Figure record extracts
□ □ □ □

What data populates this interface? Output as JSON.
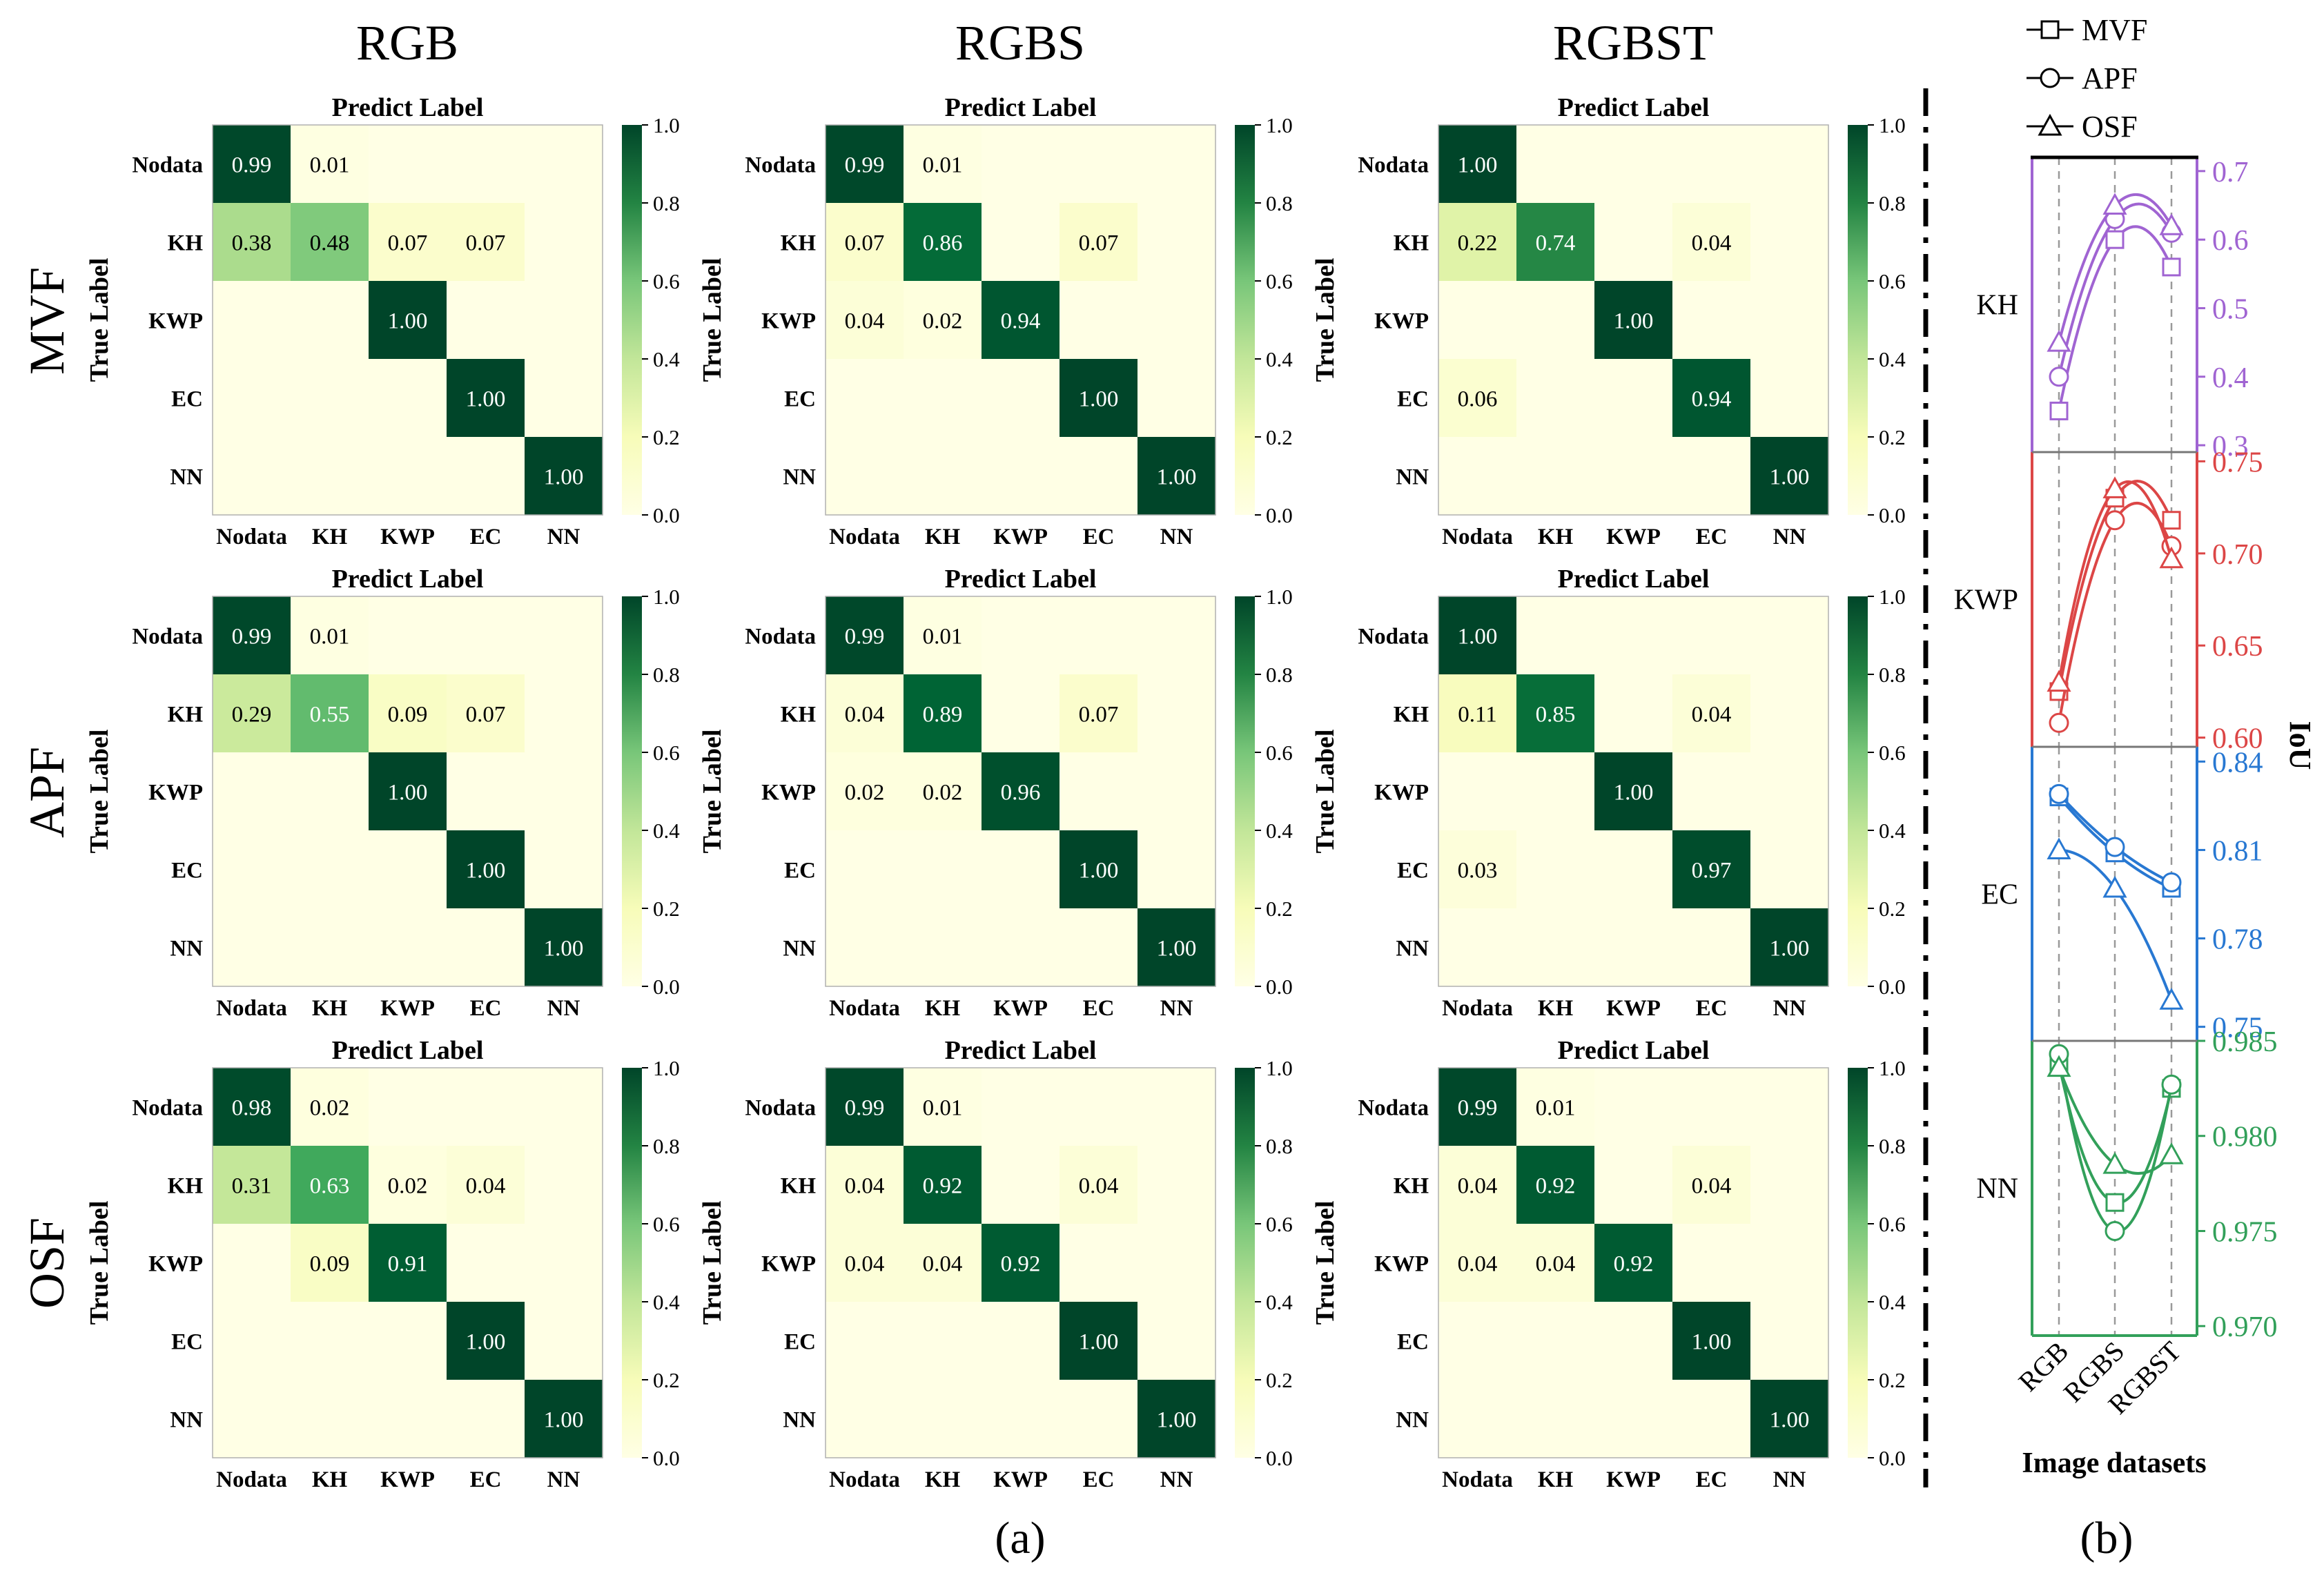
{
  "figure": {
    "col_headers": [
      "RGB",
      "RGBS",
      "RGBST"
    ],
    "row_headers": [
      "MVF",
      "APF",
      "OSF"
    ],
    "panel_a_label": "(a)",
    "panel_b_label": "(b)"
  },
  "chart_data": [
    {
      "type": "heatmap",
      "title": "Predict Label",
      "ylabel": "True Label",
      "classes": [
        "Nodata",
        "KH",
        "KWP",
        "EC",
        "NN"
      ],
      "colorbar": {
        "ticks": [
          "0.0",
          "0.2",
          "0.4",
          "0.6",
          "0.8",
          "1.0"
        ],
        "vmin": 0,
        "vmax": 1,
        "low_color": "#ffffe5",
        "high_color": "#004529"
      },
      "matrices": [
        {
          "model": "MVF",
          "dataset": "RGB",
          "cells": [
            [
              "0.99",
              "0.01",
              "",
              "",
              ""
            ],
            [
              "0.38",
              "0.48",
              "0.07",
              "0.07",
              ""
            ],
            [
              "",
              "",
              "1.00",
              "",
              ""
            ],
            [
              "",
              "",
              "",
              "1.00",
              ""
            ],
            [
              "",
              "",
              "",
              "",
              "1.00"
            ]
          ]
        },
        {
          "model": "MVF",
          "dataset": "RGBS",
          "cells": [
            [
              "0.99",
              "0.01",
              "",
              "",
              ""
            ],
            [
              "0.07",
              "0.86",
              "",
              "0.07",
              ""
            ],
            [
              "0.04",
              "0.02",
              "0.94",
              "",
              ""
            ],
            [
              "",
              "",
              "",
              "1.00",
              ""
            ],
            [
              "",
              "",
              "",
              "",
              "1.00"
            ]
          ]
        },
        {
          "model": "MVF",
          "dataset": "RGBST",
          "cells": [
            [
              "1.00",
              "",
              "",
              "",
              ""
            ],
            [
              "0.22",
              "0.74",
              "",
              "0.04",
              ""
            ],
            [
              "",
              "",
              "1.00",
              "",
              ""
            ],
            [
              "0.06",
              "",
              "",
              "0.94",
              ""
            ],
            [
              "",
              "",
              "",
              "",
              "1.00"
            ]
          ]
        },
        {
          "model": "APF",
          "dataset": "RGB",
          "cells": [
            [
              "0.99",
              "0.01",
              "",
              "",
              ""
            ],
            [
              "0.29",
              "0.55",
              "0.09",
              "0.07",
              ""
            ],
            [
              "",
              "",
              "1.00",
              "",
              ""
            ],
            [
              "",
              "",
              "",
              "1.00",
              ""
            ],
            [
              "",
              "",
              "",
              "",
              "1.00"
            ]
          ]
        },
        {
          "model": "APF",
          "dataset": "RGBS",
          "cells": [
            [
              "0.99",
              "0.01",
              "",
              "",
              ""
            ],
            [
              "0.04",
              "0.89",
              "",
              "0.07",
              ""
            ],
            [
              "0.02",
              "0.02",
              "0.96",
              "",
              ""
            ],
            [
              "",
              "",
              "",
              "1.00",
              ""
            ],
            [
              "",
              "",
              "",
              "",
              "1.00"
            ]
          ]
        },
        {
          "model": "APF",
          "dataset": "RGBST",
          "cells": [
            [
              "1.00",
              "",
              "",
              "",
              ""
            ],
            [
              "0.11",
              "0.85",
              "",
              "0.04",
              ""
            ],
            [
              "",
              "",
              "1.00",
              "",
              ""
            ],
            [
              "0.03",
              "",
              "",
              "0.97",
              ""
            ],
            [
              "",
              "",
              "",
              "",
              "1.00"
            ]
          ]
        },
        {
          "model": "OSF",
          "dataset": "RGB",
          "cells": [
            [
              "0.98",
              "0.02",
              "",
              "",
              ""
            ],
            [
              "0.31",
              "0.63",
              "0.02",
              "0.04",
              ""
            ],
            [
              "",
              "0.09",
              "0.91",
              "",
              ""
            ],
            [
              "",
              "",
              "",
              "1.00",
              ""
            ],
            [
              "",
              "",
              "",
              "",
              "1.00"
            ]
          ]
        },
        {
          "model": "OSF",
          "dataset": "RGBS",
          "cells": [
            [
              "0.99",
              "0.01",
              "",
              "",
              ""
            ],
            [
              "0.04",
              "0.92",
              "",
              "0.04",
              ""
            ],
            [
              "0.04",
              "0.04",
              "0.92",
              "",
              ""
            ],
            [
              "",
              "",
              "",
              "1.00",
              ""
            ],
            [
              "",
              "",
              "",
              "",
              "1.00"
            ]
          ]
        },
        {
          "model": "OSF",
          "dataset": "RGBST",
          "cells": [
            [
              "0.99",
              "0.01",
              "",
              "",
              ""
            ],
            [
              "0.04",
              "0.92",
              "",
              "0.04",
              ""
            ],
            [
              "0.04",
              "0.04",
              "0.92",
              "",
              ""
            ],
            [
              "",
              "",
              "",
              "1.00",
              ""
            ],
            [
              "",
              "",
              "",
              "",
              "1.00"
            ]
          ]
        }
      ]
    },
    {
      "type": "line",
      "xlabel": "Image datasets",
      "ylabel": "IoU",
      "categories": [
        "RGB",
        "RGBS",
        "RGBST"
      ],
      "legend": [
        {
          "name": "MVF",
          "marker": "square"
        },
        {
          "name": "APF",
          "marker": "circle"
        },
        {
          "name": "OSF",
          "marker": "triangle"
        }
      ],
      "panels": [
        {
          "name": "KH",
          "color": "#a064d2",
          "ylim": [
            0.29,
            0.72
          ],
          "ticks": [
            "0.3",
            "0.4",
            "0.5",
            "0.6",
            "0.7"
          ],
          "series": [
            {
              "name": "MVF",
              "values": [
                0.35,
                0.6,
                0.56
              ]
            },
            {
              "name": "APF",
              "values": [
                0.4,
                0.63,
                0.61
              ]
            },
            {
              "name": "OSF",
              "values": [
                0.45,
                0.65,
                0.62
              ]
            }
          ]
        },
        {
          "name": "KWP",
          "color": "#dc4646",
          "ylim": [
            0.595,
            0.755
          ],
          "ticks": [
            "0.60",
            "0.65",
            "0.70",
            "0.75"
          ],
          "series": [
            {
              "name": "MVF",
              "values": [
                0.625,
                0.73,
                0.718
              ]
            },
            {
              "name": "APF",
              "values": [
                0.608,
                0.718,
                0.704
              ]
            },
            {
              "name": "OSF",
              "values": [
                0.63,
                0.735,
                0.697
              ]
            }
          ]
        },
        {
          "name": "EC",
          "color": "#2878d2",
          "ylim": [
            0.745,
            0.845
          ],
          "ticks": [
            "0.75",
            "0.78",
            "0.81",
            "0.84"
          ],
          "series": [
            {
              "name": "MVF",
              "values": [
                0.828,
                0.809,
                0.797
              ]
            },
            {
              "name": "APF",
              "values": [
                0.829,
                0.811,
                0.799
              ]
            },
            {
              "name": "OSF",
              "values": [
                0.81,
                0.797,
                0.759
              ]
            }
          ]
        },
        {
          "name": "NN",
          "color": "#32a05a",
          "ylim": [
            0.9695,
            0.985
          ],
          "ticks": [
            "0.970",
            "0.975",
            "0.980",
            "0.985"
          ],
          "series": [
            {
              "name": "MVF",
              "values": [
                0.9838,
                0.9765,
                0.9825
              ]
            },
            {
              "name": "APF",
              "values": [
                0.9843,
                0.975,
                0.9827
              ]
            },
            {
              "name": "OSF",
              "values": [
                0.9836,
                0.9785,
                0.979
              ]
            }
          ]
        }
      ]
    }
  ]
}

□ □ □ □

Problem details
Repeat every record precisely. Any picture among them stays out of the copy.

Full answer
What data populates this interface? Output as JSON.
{
  "figure": {
    "col_headers": [
      "RGB",
      "RGBS",
      "RGBST"
    ],
    "row_headers": [
      "MVF",
      "APF",
      "OSF"
    ],
    "panel_a_label": "(a)",
    "panel_b_label": "(b)"
  },
  "chart_data": [
    {
      "type": "heatmap",
      "title": "Predict Label",
      "ylabel": "True Label",
      "classes": [
        "Nodata",
        "KH",
        "KWP",
        "EC",
        "NN"
      ],
      "colorbar": {
        "ticks": [
          "0.0",
          "0.2",
          "0.4",
          "0.6",
          "0.8",
          "1.0"
        ],
        "vmin": 0,
        "vmax": 1,
        "low_color": "#ffffe5",
        "high_color": "#004529"
      },
      "matrices": [
        {
          "model": "MVF",
          "dataset": "RGB",
          "cells": [
            [
              "0.99",
              "0.01",
              "",
              "",
              ""
            ],
            [
              "0.38",
              "0.48",
              "0.07",
              "0.07",
              ""
            ],
            [
              "",
              "",
              "1.00",
              "",
              ""
            ],
            [
              "",
              "",
              "",
              "1.00",
              ""
            ],
            [
              "",
              "",
              "",
              "",
              "1.00"
            ]
          ]
        },
        {
          "model": "MVF",
          "dataset": "RGBS",
          "cells": [
            [
              "0.99",
              "0.01",
              "",
              "",
              ""
            ],
            [
              "0.07",
              "0.86",
              "",
              "0.07",
              ""
            ],
            [
              "0.04",
              "0.02",
              "0.94",
              "",
              ""
            ],
            [
              "",
              "",
              "",
              "1.00",
              ""
            ],
            [
              "",
              "",
              "",
              "",
              "1.00"
            ]
          ]
        },
        {
          "model": "MVF",
          "dataset": "RGBST",
          "cells": [
            [
              "1.00",
              "",
              "",
              "",
              ""
            ],
            [
              "0.22",
              "0.74",
              "",
              "0.04",
              ""
            ],
            [
              "",
              "",
              "1.00",
              "",
              ""
            ],
            [
              "0.06",
              "",
              "",
              "0.94",
              ""
            ],
            [
              "",
              "",
              "",
              "",
              "1.00"
            ]
          ]
        },
        {
          "model": "APF",
          "dataset": "RGB",
          "cells": [
            [
              "0.99",
              "0.01",
              "",
              "",
              ""
            ],
            [
              "0.29",
              "0.55",
              "0.09",
              "0.07",
              ""
            ],
            [
              "",
              "",
              "1.00",
              "",
              ""
            ],
            [
              "",
              "",
              "",
              "1.00",
              ""
            ],
            [
              "",
              "",
              "",
              "",
              "1.00"
            ]
          ]
        },
        {
          "model": "APF",
          "dataset": "RGBS",
          "cells": [
            [
              "0.99",
              "0.01",
              "",
              "",
              ""
            ],
            [
              "0.04",
              "0.89",
              "",
              "0.07",
              ""
            ],
            [
              "0.02",
              "0.02",
              "0.96",
              "",
              ""
            ],
            [
              "",
              "",
              "",
              "1.00",
              ""
            ],
            [
              "",
              "",
              "",
              "",
              "1.00"
            ]
          ]
        },
        {
          "model": "APF",
          "dataset": "RGBST",
          "cells": [
            [
              "1.00",
              "",
              "",
              "",
              ""
            ],
            [
              "0.11",
              "0.85",
              "",
              "0.04",
              ""
            ],
            [
              "",
              "",
              "1.00",
              "",
              ""
            ],
            [
              "0.03",
              "",
              "",
              "0.97",
              ""
            ],
            [
              "",
              "",
              "",
              "",
              "1.00"
            ]
          ]
        },
        {
          "model": "OSF",
          "dataset": "RGB",
          "cells": [
            [
              "0.98",
              "0.02",
              "",
              "",
              ""
            ],
            [
              "0.31",
              "0.63",
              "0.02",
              "0.04",
              ""
            ],
            [
              "",
              "0.09",
              "0.91",
              "",
              ""
            ],
            [
              "",
              "",
              "",
              "1.00",
              ""
            ],
            [
              "",
              "",
              "",
              "",
              "1.00"
            ]
          ]
        },
        {
          "model": "OSF",
          "dataset": "RGBS",
          "cells": [
            [
              "0.99",
              "0.01",
              "",
              "",
              ""
            ],
            [
              "0.04",
              "0.92",
              "",
              "0.04",
              ""
            ],
            [
              "0.04",
              "0.04",
              "0.92",
              "",
              ""
            ],
            [
              "",
              "",
              "",
              "1.00",
              ""
            ],
            [
              "",
              "",
              "",
              "",
              "1.00"
            ]
          ]
        },
        {
          "model": "OSF",
          "dataset": "RGBST",
          "cells": [
            [
              "0.99",
              "0.01",
              "",
              "",
              ""
            ],
            [
              "0.04",
              "0.92",
              "",
              "0.04",
              ""
            ],
            [
              "0.04",
              "0.04",
              "0.92",
              "",
              ""
            ],
            [
              "",
              "",
              "",
              "1.00",
              ""
            ],
            [
              "",
              "",
              "",
              "",
              "1.00"
            ]
          ]
        }
      ]
    },
    {
      "type": "line",
      "xlabel": "Image datasets",
      "ylabel": "IoU",
      "categories": [
        "RGB",
        "RGBS",
        "RGBST"
      ],
      "legend": [
        {
          "name": "MVF",
          "marker": "square"
        },
        {
          "name": "APF",
          "marker": "circle"
        },
        {
          "name": "OSF",
          "marker": "triangle"
        }
      ],
      "panels": [
        {
          "name": "KH",
          "color": "#a064d2",
          "ylim": [
            0.29,
            0.72
          ],
          "ticks": [
            "0.3",
            "0.4",
            "0.5",
            "0.6",
            "0.7"
          ],
          "series": [
            {
              "name": "MVF",
              "values": [
                0.35,
                0.6,
                0.56
              ]
            },
            {
              "name": "APF",
              "values": [
                0.4,
                0.63,
                0.61
              ]
            },
            {
              "name": "OSF",
              "values": [
                0.45,
                0.65,
                0.62
              ]
            }
          ]
        },
        {
          "name": "KWP",
          "color": "#dc4646",
          "ylim": [
            0.595,
            0.755
          ],
          "ticks": [
            "0.60",
            "0.65",
            "0.70",
            "0.75"
          ],
          "series": [
            {
              "name": "MVF",
              "values": [
                0.625,
                0.73,
                0.718
              ]
            },
            {
              "name": "APF",
              "values": [
                0.608,
                0.718,
                0.704
              ]
            },
            {
              "name": "OSF",
              "values": [
                0.63,
                0.735,
                0.697
              ]
            }
          ]
        },
        {
          "name": "EC",
          "color": "#2878d2",
          "ylim": [
            0.745,
            0.845
          ],
          "ticks": [
            "0.75",
            "0.78",
            "0.81",
            "0.84"
          ],
          "series": [
            {
              "name": "MVF",
              "values": [
                0.828,
                0.809,
                0.797
              ]
            },
            {
              "name": "APF",
              "values": [
                0.829,
                0.811,
                0.799
              ]
            },
            {
              "name": "OSF",
              "values": [
                0.81,
                0.797,
                0.759
              ]
            }
          ]
        },
        {
          "name": "NN",
          "color": "#32a05a",
          "ylim": [
            0.9695,
            0.985
          ],
          "ticks": [
            "0.970",
            "0.975",
            "0.980",
            "0.985"
          ],
          "series": [
            {
              "name": "MVF",
              "values": [
                0.9838,
                0.9765,
                0.9825
              ]
            },
            {
              "name": "APF",
              "values": [
                0.9843,
                0.975,
                0.9827
              ]
            },
            {
              "name": "OSF",
              "values": [
                0.9836,
                0.9785,
                0.979
              ]
            }
          ]
        }
      ]
    }
  ]
}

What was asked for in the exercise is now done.